(Extracts from a graphics dataset)
━━━━━━━━━━━━━━━━
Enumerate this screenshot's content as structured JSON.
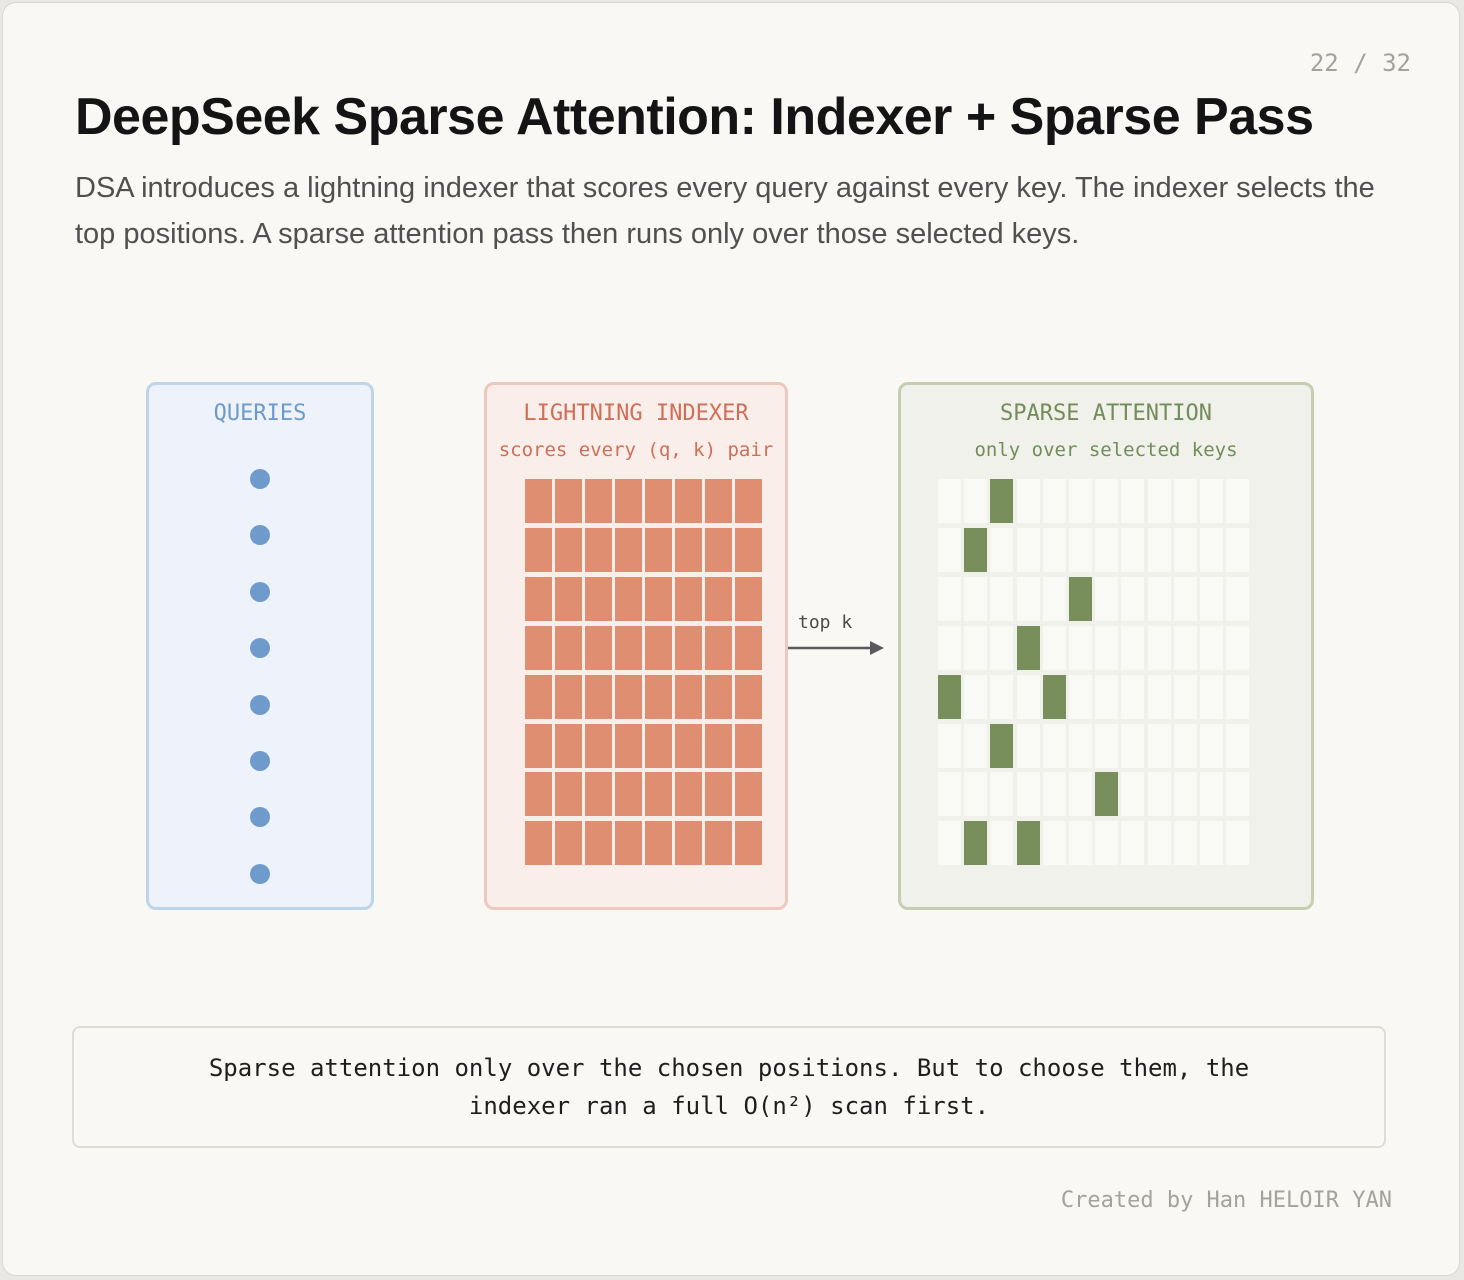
{
  "page_number": "22 / 32",
  "title": "DeepSeek Sparse Attention: Indexer + Sparse Pass",
  "subtitle": "DSA introduces a lightning indexer that scores every query against every key. The indexer selects the top positions. A sparse attention pass then runs only over those selected keys.",
  "queries_panel": {
    "title": "QUERIES",
    "query_count": 8,
    "color": "#6e9bcc"
  },
  "indexer_panel": {
    "title": "LIGHTNING INDEXER",
    "subtitle": "scores every (q, k) pair",
    "rows": 8,
    "cols": 8,
    "color": "#e08e72"
  },
  "arrow": {
    "label": "top k"
  },
  "sparse_panel": {
    "title": "SPARSE ATTENTION",
    "subtitle": "only over selected keys",
    "rows": 8,
    "cols": 12,
    "selected": [
      [
        2
      ],
      [
        1
      ],
      [
        5
      ],
      [
        3
      ],
      [
        0,
        4
      ],
      [
        2
      ],
      [
        6
      ],
      [
        1,
        3
      ]
    ],
    "color": "#798f5b"
  },
  "callout": {
    "text": "Sparse attention only over the chosen positions. But to choose them, the indexer ran a full O(n²) scan first."
  },
  "credit": "Created by Han HELOIR YAN"
}
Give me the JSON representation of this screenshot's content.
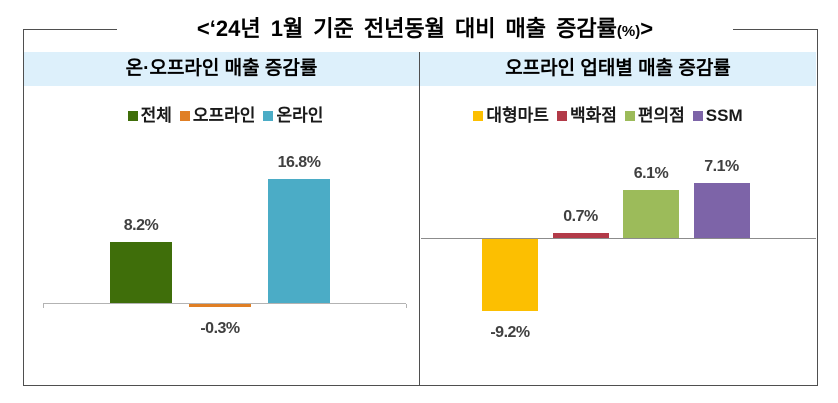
{
  "title": {
    "main": "<‘24년 1월 기준 전년동월 대비 매출 증감률",
    "unit": "(%)",
    "close": ">"
  },
  "colors": {
    "box_border": "#4f4f4f",
    "header_background": "#ddf0fb",
    "left_axis": "#b3b3b3",
    "right_axis": "#8c8c8c",
    "label_text": "#404040"
  },
  "chart_data": [
    {
      "type": "bar",
      "title": "온·오프라인 매출 증감률",
      "categories": [
        "전체",
        "오프라인",
        "온라인"
      ],
      "values": [
        8.2,
        -0.3,
        16.8
      ],
      "labels": [
        "8.2%",
        "-0.3%",
        "16.8%"
      ],
      "colors": [
        "#3f6e0a",
        "#e07f25",
        "#4bacc6"
      ],
      "unit": "%",
      "legend_position": "top",
      "grid": false,
      "ylim": [
        -3,
        18
      ]
    },
    {
      "type": "bar",
      "title": "오프라인 업태별 매출 증감률",
      "categories": [
        "대형마트",
        "백화점",
        "편의점",
        "SSM"
      ],
      "values": [
        -9.2,
        0.7,
        6.1,
        7.1
      ],
      "labels": [
        "-9.2%",
        "0.7%",
        "6.1%",
        "7.1%"
      ],
      "colors": [
        "#fcbf01",
        "#b23a48",
        "#9cbb5a",
        "#7d64a8"
      ],
      "unit": "%",
      "legend_position": "top",
      "grid": false,
      "ylim": [
        -12,
        9
      ]
    }
  ]
}
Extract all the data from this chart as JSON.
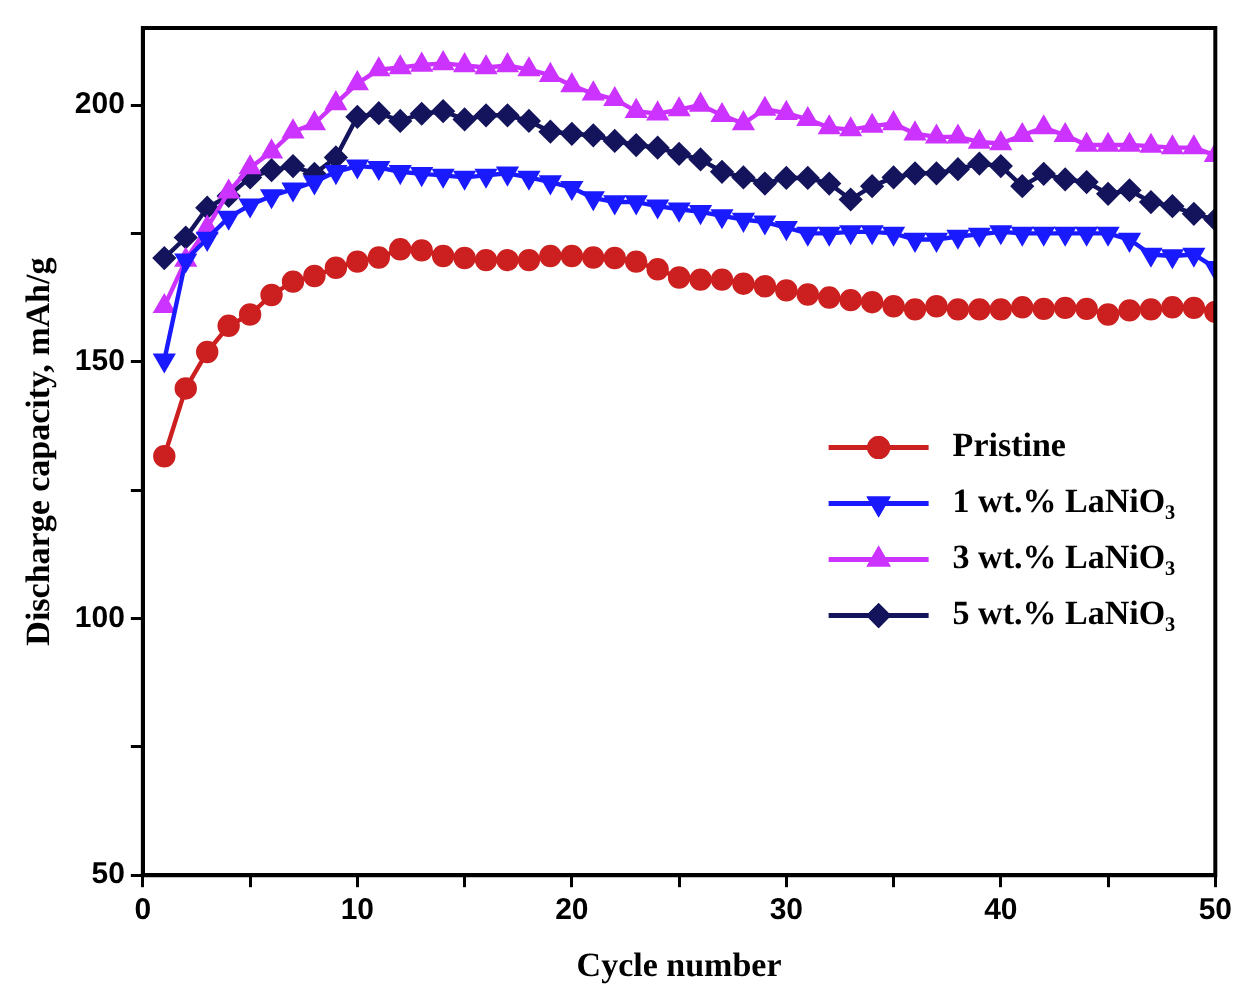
━━━━━━━━━━━━━━━━
> _Instruction_: Without including any pictures, reproduce the listing exactly.

> _Complete output_:
Enumerate this screenshot's content as structured JSON.
{
  "page_number": "22 / 32",
  "title": "DeepSeek Sparse Attention: Indexer + Sparse Pass",
  "subtitle": "DSA introduces a lightning indexer that scores every query against every key. The indexer selects the top positions. A sparse attention pass then runs only over those selected keys.",
  "queries_panel": {
    "title": "QUERIES",
    "query_count": 8,
    "color": "#6e9bcc"
  },
  "indexer_panel": {
    "title": "LIGHTNING INDEXER",
    "subtitle": "scores every (q, k) pair",
    "rows": 8,
    "cols": 8,
    "color": "#e08e72"
  },
  "arrow": {
    "label": "top k"
  },
  "sparse_panel": {
    "title": "SPARSE ATTENTION",
    "subtitle": "only over selected keys",
    "rows": 8,
    "cols": 12,
    "selected": [
      [
        2
      ],
      [
        1
      ],
      [
        5
      ],
      [
        3
      ],
      [
        0,
        4
      ],
      [
        2
      ],
      [
        6
      ],
      [
        1,
        3
      ]
    ],
    "color": "#798f5b"
  },
  "callout": {
    "text": "Sparse attention only over the chosen positions. But to choose them, the indexer ran a full O(n²) scan first."
  },
  "credit": "Created by Han HELOIR YAN"
}
Give me the JSON representation of this screenshot's content.
{
  "title": {
    "main": "<‘24년 1월 기준 전년동월 대비 매출 증감률",
    "unit": "(%)",
    "close": ">"
  },
  "colors": {
    "box_border": "#4f4f4f",
    "header_background": "#ddf0fb",
    "left_axis": "#b3b3b3",
    "right_axis": "#8c8c8c",
    "label_text": "#404040"
  },
  "chart_data": [
    {
      "type": "bar",
      "title": "온·오프라인 매출 증감률",
      "categories": [
        "전체",
        "오프라인",
        "온라인"
      ],
      "values": [
        8.2,
        -0.3,
        16.8
      ],
      "labels": [
        "8.2%",
        "-0.3%",
        "16.8%"
      ],
      "colors": [
        "#3f6e0a",
        "#e07f25",
        "#4bacc6"
      ],
      "unit": "%",
      "legend_position": "top",
      "grid": false,
      "ylim": [
        -3,
        18
      ]
    },
    {
      "type": "bar",
      "title": "오프라인 업태별 매출 증감률",
      "categories": [
        "대형마트",
        "백화점",
        "편의점",
        "SSM"
      ],
      "values": [
        -9.2,
        0.7,
        6.1,
        7.1
      ],
      "labels": [
        "-9.2%",
        "0.7%",
        "6.1%",
        "7.1%"
      ],
      "colors": [
        "#fcbf01",
        "#b23a48",
        "#9cbb5a",
        "#7d64a8"
      ],
      "unit": "%",
      "legend_position": "top",
      "grid": false,
      "ylim": [
        -12,
        9
      ]
    }
  ]
}
Extract all the data from this chart as JSON.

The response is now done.